→ Required work
Return each line of the listing below, unchanged, and omit the images.

··········

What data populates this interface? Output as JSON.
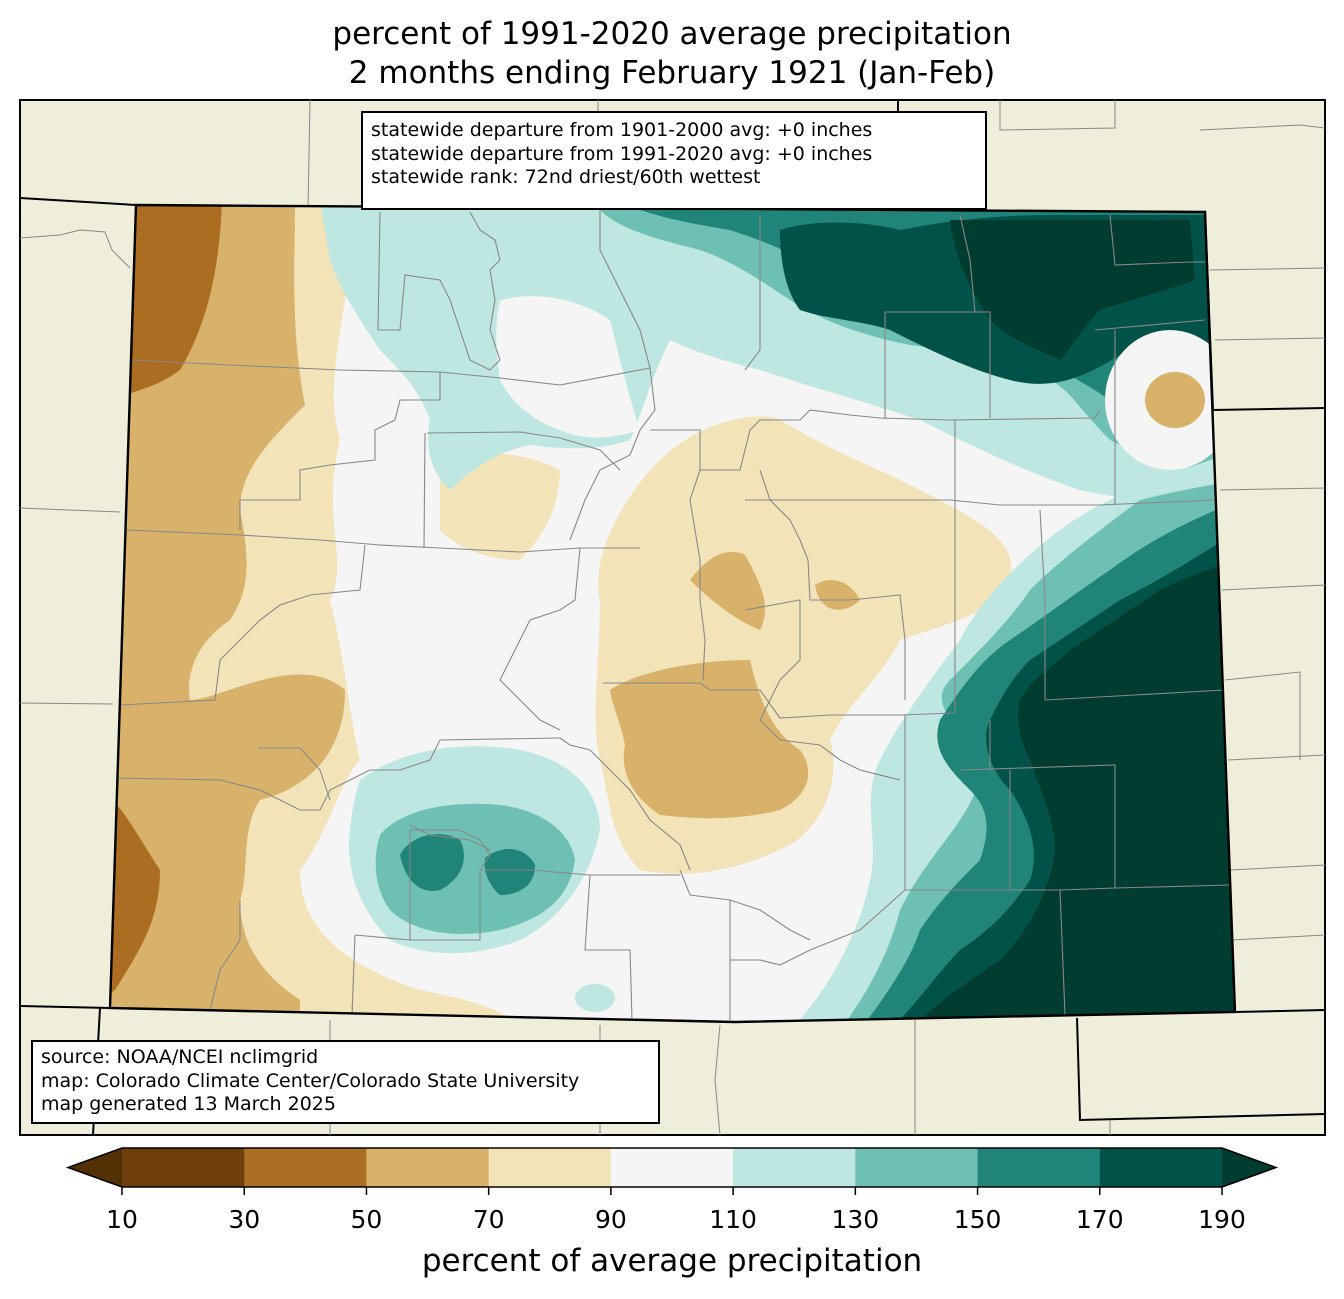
{
  "title": {
    "line1": "percent of 1991-2020 average precipitation",
    "line2": "2 months ending February 1921 (Jan-Feb)"
  },
  "stats_box": {
    "line1": "statewide departure from 1901-2000 avg: +0 inches",
    "line2": "statewide departure from 1991-2020 avg: +0 inches",
    "line3": "statewide rank: 72nd driest/60th wettest"
  },
  "credits_box": {
    "line1": "source: NOAA/NCEI nclimgrid",
    "line2": "map: Colorado Climate Center/Colorado State University",
    "line3": "map generated 13 March 2025"
  },
  "colorbar": {
    "label": "percent of average precipitation",
    "ticks": [
      "10",
      "30",
      "50",
      "70",
      "90",
      "110",
      "130",
      "150",
      "170",
      "190"
    ],
    "bins": [
      {
        "range": "<10",
        "color": "#543005"
      },
      {
        "range": "10-30",
        "color": "#6e3e0c"
      },
      {
        "range": "30-50",
        "color": "#ab6d22"
      },
      {
        "range": "50-70",
        "color": "#d8b26a"
      },
      {
        "range": "70-90",
        "color": "#f3e3b9"
      },
      {
        "range": "90-110",
        "color": "#f4f5f4"
      },
      {
        "range": "110-130",
        "color": "#bde7e0"
      },
      {
        "range": "130-150",
        "color": "#6fc0b4"
      },
      {
        "range": "150-170",
        "color": "#218479"
      },
      {
        "range": "170-190",
        "color": "#01534a"
      },
      {
        "range": ">190",
        "color": "#003c30"
      }
    ]
  },
  "map_colors": {
    "background_land": "#efeedb",
    "state_border": "#000000",
    "county_border": "#888888"
  }
}
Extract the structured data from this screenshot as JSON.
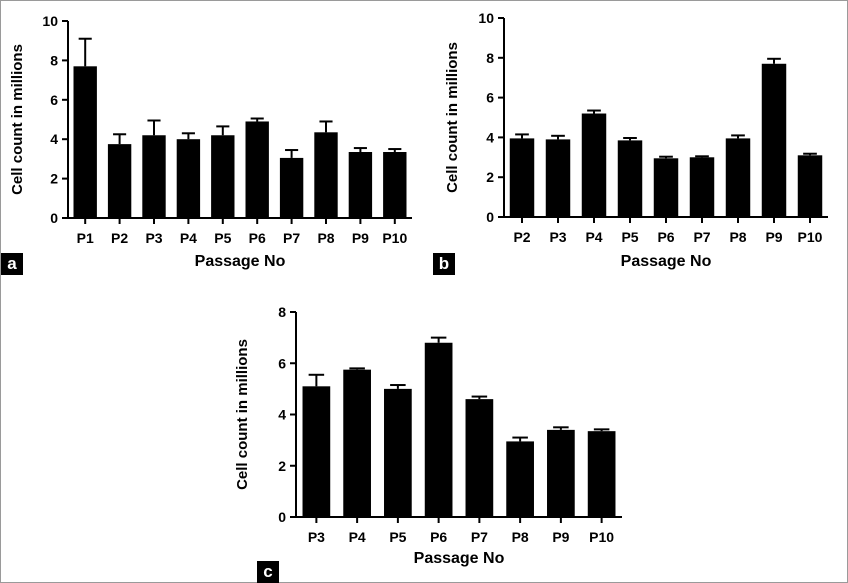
{
  "panels": [
    {
      "label": "a",
      "chart_data": {
        "type": "bar",
        "categories": [
          "P1",
          "P2",
          "P3",
          "P4",
          "P5",
          "P6",
          "P7",
          "P8",
          "P9",
          "P10"
        ],
        "values": [
          7.7,
          3.75,
          4.2,
          4.0,
          4.2,
          4.9,
          3.05,
          4.35,
          3.35,
          3.35
        ],
        "errors": [
          1.4,
          0.5,
          0.75,
          0.3,
          0.45,
          0.15,
          0.4,
          0.55,
          0.2,
          0.15
        ],
        "xlabel": "Passage No",
        "ylabel": "Cell count in millions",
        "ylim": [
          0,
          10
        ],
        "yticks": [
          0,
          2,
          4,
          6,
          8,
          10
        ],
        "grid": false,
        "bar_color": "#000000"
      }
    },
    {
      "label": "b",
      "chart_data": {
        "type": "bar",
        "categories": [
          "P2",
          "P3",
          "P4",
          "P5",
          "P6",
          "P7",
          "P8",
          "P9",
          "P10"
        ],
        "values": [
          3.95,
          3.9,
          5.2,
          3.85,
          2.95,
          3.0,
          3.95,
          7.7,
          3.1
        ],
        "errors": [
          0.2,
          0.18,
          0.15,
          0.12,
          0.08,
          0.05,
          0.15,
          0.25,
          0.08
        ],
        "xlabel": "Passage No",
        "ylabel": "Cell count in millions",
        "ylim": [
          0,
          10
        ],
        "yticks": [
          0,
          2,
          4,
          6,
          8,
          10
        ],
        "grid": false,
        "bar_color": "#000000"
      }
    },
    {
      "label": "c",
      "chart_data": {
        "type": "bar",
        "categories": [
          "P3",
          "P4",
          "P5",
          "P6",
          "P7",
          "P8",
          "P9",
          "P10"
        ],
        "values": [
          5.1,
          5.75,
          5.0,
          6.8,
          4.6,
          2.95,
          3.4,
          3.35
        ],
        "errors": [
          0.45,
          0.05,
          0.15,
          0.2,
          0.1,
          0.15,
          0.1,
          0.07
        ],
        "xlabel": "Passage No",
        "ylabel": "Cell count in millions",
        "ylim": [
          0,
          8
        ],
        "yticks": [
          0,
          2,
          4,
          6,
          8
        ],
        "grid": false,
        "bar_color": "#000000"
      }
    }
  ]
}
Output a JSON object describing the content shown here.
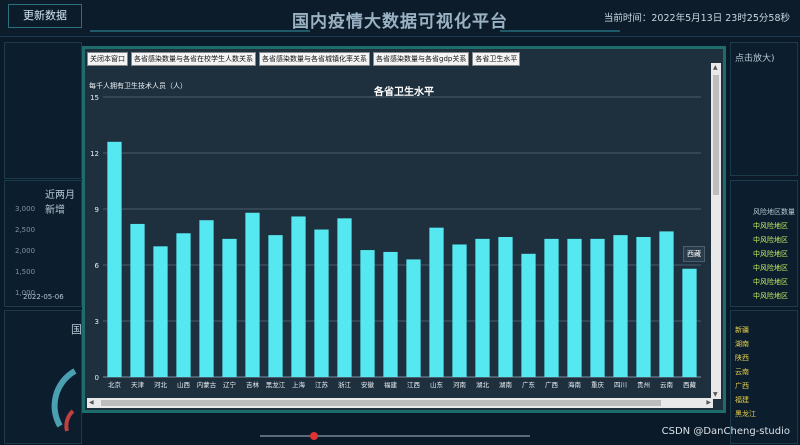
{
  "header": {
    "update_label": "更新数据",
    "title": "国内疫情大数据可视化平台",
    "time_text": "当前时间：2022年5月13日 23时25分58秒"
  },
  "background_panels": {
    "left_mid_title": "近两月新增",
    "left_mid_axis": [
      "3,000",
      "2,500",
      "2,000",
      "1,500",
      "1,000"
    ],
    "left_mid_date": "2022-05-06",
    "left_bottom_label": "国",
    "top_right_text": "点击放大)",
    "right_risk_header": "风险地区数量",
    "right_risk_items": [
      "中风险地区",
      "中风险地区",
      "中风险地区",
      "中风险地区",
      "中风险地区",
      "中风险地区"
    ],
    "right_bottom_labels": [
      "新疆",
      "湖南",
      "陕西",
      "云南",
      "广西",
      "福建",
      "黑龙江"
    ]
  },
  "modal": {
    "buttons": [
      "关闭本窗口",
      "各省感染数量与各省在校学生人数关系",
      "各省感染数量与各省城镇化率关系",
      "各省感染数量与各省gdp关系",
      "各省卫生水平"
    ],
    "tooltip": "西藏"
  },
  "chart_data": {
    "type": "bar",
    "title": "各省卫生水平",
    "ylabel": "每千人拥有卫生技术人员（人）",
    "ylim": [
      0,
      15
    ],
    "yticks": [
      0,
      3,
      6,
      9,
      12,
      15
    ],
    "categories": [
      "北京",
      "天津",
      "河北",
      "山西",
      "内蒙古",
      "辽宁",
      "吉林",
      "黑龙江",
      "上海",
      "江苏",
      "浙江",
      "安徽",
      "福建",
      "江西",
      "山东",
      "河南",
      "湖北",
      "湖南",
      "广东",
      "广西",
      "海南",
      "重庆",
      "四川",
      "贵州",
      "云南",
      "西藏"
    ],
    "values": [
      12.6,
      8.2,
      7.0,
      7.7,
      8.4,
      7.4,
      8.8,
      7.6,
      8.6,
      7.9,
      8.5,
      6.8,
      6.7,
      6.3,
      8.0,
      7.1,
      7.4,
      7.5,
      6.6,
      7.4,
      7.4,
      7.4,
      7.6,
      7.5,
      7.8,
      5.8
    ],
    "color": "#55e8f0",
    "grid": true
  },
  "watermark": "CSDN @DanCheng-studio"
}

··········

→ Complete answer
What data populates this interface? Output as JSON.
{
  "title": {
    "line1": "percent of 1991-2020 average precipitation",
    "line2": "2 months ending February 1921 (Jan-Feb)"
  },
  "stats_box": {
    "line1": "statewide departure from 1901-2000 avg: +0 inches",
    "line2": "statewide departure from 1991-2020 avg: +0 inches",
    "line3": "statewide rank: 72nd driest/60th wettest"
  },
  "credits_box": {
    "line1": "source: NOAA/NCEI nclimgrid",
    "line2": "map: Colorado Climate Center/Colorado State University",
    "line3": "map generated 13 March 2025"
  },
  "colorbar": {
    "label": "percent of average precipitation",
    "ticks": [
      "10",
      "30",
      "50",
      "70",
      "90",
      "110",
      "130",
      "150",
      "170",
      "190"
    ],
    "bins": [
      {
        "range": "<10",
        "color": "#543005"
      },
      {
        "range": "10-30",
        "color": "#6e3e0c"
      },
      {
        "range": "30-50",
        "color": "#ab6d22"
      },
      {
        "range": "50-70",
        "color": "#d8b26a"
      },
      {
        "range": "70-90",
        "color": "#f3e3b9"
      },
      {
        "range": "90-110",
        "color": "#f4f5f4"
      },
      {
        "range": "110-130",
        "color": "#bde7e0"
      },
      {
        "range": "130-150",
        "color": "#6fc0b4"
      },
      {
        "range": "150-170",
        "color": "#218479"
      },
      {
        "range": "170-190",
        "color": "#01534a"
      },
      {
        "range": ">190",
        "color": "#003c30"
      }
    ]
  },
  "map_colors": {
    "background_land": "#efeedb",
    "state_border": "#000000",
    "county_border": "#888888"
  }
}
Extract the structured data from this screenshot as JSON.
{
  "panels": [
    {
      "label": "a",
      "chart_data": {
        "type": "bar",
        "categories": [
          "P1",
          "P2",
          "P3",
          "P4",
          "P5",
          "P6",
          "P7",
          "P8",
          "P9",
          "P10"
        ],
        "values": [
          7.7,
          3.75,
          4.2,
          4.0,
          4.2,
          4.9,
          3.05,
          4.35,
          3.35,
          3.35
        ],
        "errors": [
          1.4,
          0.5,
          0.75,
          0.3,
          0.45,
          0.15,
          0.4,
          0.55,
          0.2,
          0.15
        ],
        "xlabel": "Passage No",
        "ylabel": "Cell count in millions",
        "ylim": [
          0,
          10
        ],
        "yticks": [
          0,
          2,
          4,
          6,
          8,
          10
        ],
        "grid": false,
        "bar_color": "#000000"
      }
    },
    {
      "label": "b",
      "chart_data": {
        "type": "bar",
        "categories": [
          "P2",
          "P3",
          "P4",
          "P5",
          "P6",
          "P7",
          "P8",
          "P9",
          "P10"
        ],
        "values": [
          3.95,
          3.9,
          5.2,
          3.85,
          2.95,
          3.0,
          3.95,
          7.7,
          3.1
        ],
        "errors": [
          0.2,
          0.18,
          0.15,
          0.12,
          0.08,
          0.05,
          0.15,
          0.25,
          0.08
        ],
        "xlabel": "Passage No",
        "ylabel": "Cell count in millions",
        "ylim": [
          0,
          10
        ],
        "yticks": [
          0,
          2,
          4,
          6,
          8,
          10
        ],
        "grid": false,
        "bar_color": "#000000"
      }
    },
    {
      "label": "c",
      "chart_data": {
        "type": "bar",
        "categories": [
          "P3",
          "P4",
          "P5",
          "P6",
          "P7",
          "P8",
          "P9",
          "P10"
        ],
        "values": [
          5.1,
          5.75,
          5.0,
          6.8,
          4.6,
          2.95,
          3.4,
          3.35
        ],
        "errors": [
          0.45,
          0.05,
          0.15,
          0.2,
          0.1,
          0.15,
          0.1,
          0.07
        ],
        "xlabel": "Passage No",
        "ylabel": "Cell count in millions",
        "ylim": [
          0,
          8
        ],
        "yticks": [
          0,
          2,
          4,
          6,
          8
        ],
        "grid": false,
        "bar_color": "#000000"
      }
    }
  ]
}
Output a JSON object describing the content shown here.
{
  "header": {
    "update_label": "更新数据",
    "title": "国内疫情大数据可视化平台",
    "time_text": "当前时间：2022年5月13日 23时25分58秒"
  },
  "background_panels": {
    "left_mid_title": "近两月新增",
    "left_mid_axis": [
      "3,000",
      "2,500",
      "2,000",
      "1,500",
      "1,000"
    ],
    "left_mid_date": "2022-05-06",
    "left_bottom_label": "国",
    "top_right_text": "点击放大)",
    "right_risk_header": "风险地区数量",
    "right_risk_items": [
      "中风险地区",
      "中风险地区",
      "中风险地区",
      "中风险地区",
      "中风险地区",
      "中风险地区"
    ],
    "right_bottom_labels": [
      "新疆",
      "湖南",
      "陕西",
      "云南",
      "广西",
      "福建",
      "黑龙江"
    ]
  },
  "modal": {
    "buttons": [
      "关闭本窗口",
      "各省感染数量与各省在校学生人数关系",
      "各省感染数量与各省城镇化率关系",
      "各省感染数量与各省gdp关系",
      "各省卫生水平"
    ],
    "tooltip": "西藏"
  },
  "chart_data": {
    "type": "bar",
    "title": "各省卫生水平",
    "ylabel": "每千人拥有卫生技术人员（人）",
    "ylim": [
      0,
      15
    ],
    "yticks": [
      0,
      3,
      6,
      9,
      12,
      15
    ],
    "categories": [
      "北京",
      "天津",
      "河北",
      "山西",
      "内蒙古",
      "辽宁",
      "吉林",
      "黑龙江",
      "上海",
      "江苏",
      "浙江",
      "安徽",
      "福建",
      "江西",
      "山东",
      "河南",
      "湖北",
      "湖南",
      "广东",
      "广西",
      "海南",
      "重庆",
      "四川",
      "贵州",
      "云南",
      "西藏"
    ],
    "values": [
      12.6,
      8.2,
      7.0,
      7.7,
      8.4,
      7.4,
      8.8,
      7.6,
      8.6,
      7.9,
      8.5,
      6.8,
      6.7,
      6.3,
      8.0,
      7.1,
      7.4,
      7.5,
      6.6,
      7.4,
      7.4,
      7.4,
      7.6,
      7.5,
      7.8,
      5.8
    ],
    "color": "#55e8f0",
    "grid": true
  },
  "watermark": "CSDN @DanCheng-studio"
}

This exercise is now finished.